:: TASK INSTRUCTIONS ::
Search the records below for the word "determine". Pull out each line that has it.

══════════

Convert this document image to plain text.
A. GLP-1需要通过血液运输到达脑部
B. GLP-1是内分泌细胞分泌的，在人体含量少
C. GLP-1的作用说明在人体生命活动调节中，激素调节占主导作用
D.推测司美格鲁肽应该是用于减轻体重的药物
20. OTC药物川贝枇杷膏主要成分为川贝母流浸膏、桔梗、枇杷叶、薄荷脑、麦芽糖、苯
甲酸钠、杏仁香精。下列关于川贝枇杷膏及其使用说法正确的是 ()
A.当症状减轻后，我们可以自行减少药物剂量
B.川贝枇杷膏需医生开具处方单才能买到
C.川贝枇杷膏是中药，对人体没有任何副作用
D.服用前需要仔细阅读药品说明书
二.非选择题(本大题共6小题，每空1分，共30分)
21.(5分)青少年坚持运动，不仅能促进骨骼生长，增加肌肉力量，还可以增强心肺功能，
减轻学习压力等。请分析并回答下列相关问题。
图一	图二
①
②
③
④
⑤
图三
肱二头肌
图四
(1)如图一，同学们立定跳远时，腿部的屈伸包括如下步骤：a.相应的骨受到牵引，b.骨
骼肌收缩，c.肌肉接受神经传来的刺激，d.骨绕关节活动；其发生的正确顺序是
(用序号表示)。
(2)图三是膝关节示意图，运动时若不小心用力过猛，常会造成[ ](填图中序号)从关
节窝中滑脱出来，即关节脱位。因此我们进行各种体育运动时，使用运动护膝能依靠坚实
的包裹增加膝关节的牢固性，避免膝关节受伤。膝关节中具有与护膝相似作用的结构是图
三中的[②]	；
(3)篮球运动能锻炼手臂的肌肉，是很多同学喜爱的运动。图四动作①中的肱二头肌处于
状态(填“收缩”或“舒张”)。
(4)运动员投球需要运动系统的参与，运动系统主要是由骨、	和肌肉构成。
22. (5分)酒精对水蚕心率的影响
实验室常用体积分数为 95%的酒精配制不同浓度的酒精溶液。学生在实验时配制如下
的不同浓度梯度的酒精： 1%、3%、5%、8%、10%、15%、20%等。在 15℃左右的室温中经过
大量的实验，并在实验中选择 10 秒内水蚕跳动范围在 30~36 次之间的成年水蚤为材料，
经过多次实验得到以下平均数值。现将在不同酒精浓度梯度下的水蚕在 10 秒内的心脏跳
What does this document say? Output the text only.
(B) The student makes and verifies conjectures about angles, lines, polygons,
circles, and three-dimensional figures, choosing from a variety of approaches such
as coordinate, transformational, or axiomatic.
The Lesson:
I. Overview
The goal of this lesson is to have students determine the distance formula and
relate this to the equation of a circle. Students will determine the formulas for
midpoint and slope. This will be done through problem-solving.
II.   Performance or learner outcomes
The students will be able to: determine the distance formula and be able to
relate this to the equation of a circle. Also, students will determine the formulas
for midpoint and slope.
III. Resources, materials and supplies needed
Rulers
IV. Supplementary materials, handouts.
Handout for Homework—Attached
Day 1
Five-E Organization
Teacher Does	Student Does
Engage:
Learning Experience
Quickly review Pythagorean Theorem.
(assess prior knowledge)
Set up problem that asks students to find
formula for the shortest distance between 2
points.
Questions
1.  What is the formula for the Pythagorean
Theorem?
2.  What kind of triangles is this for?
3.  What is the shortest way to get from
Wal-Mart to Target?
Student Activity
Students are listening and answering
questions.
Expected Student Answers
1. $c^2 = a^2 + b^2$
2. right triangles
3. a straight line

══════════

:: EXERCISE RESPONSE ::
The goal of this lesson is to have students determine the distance formula and
relate this to the equation of a circle. Students will determine the formulas for
The students will be able to: determine the distance formula and be able to
relate this to the equation of a circle. Also, students will determine the formulas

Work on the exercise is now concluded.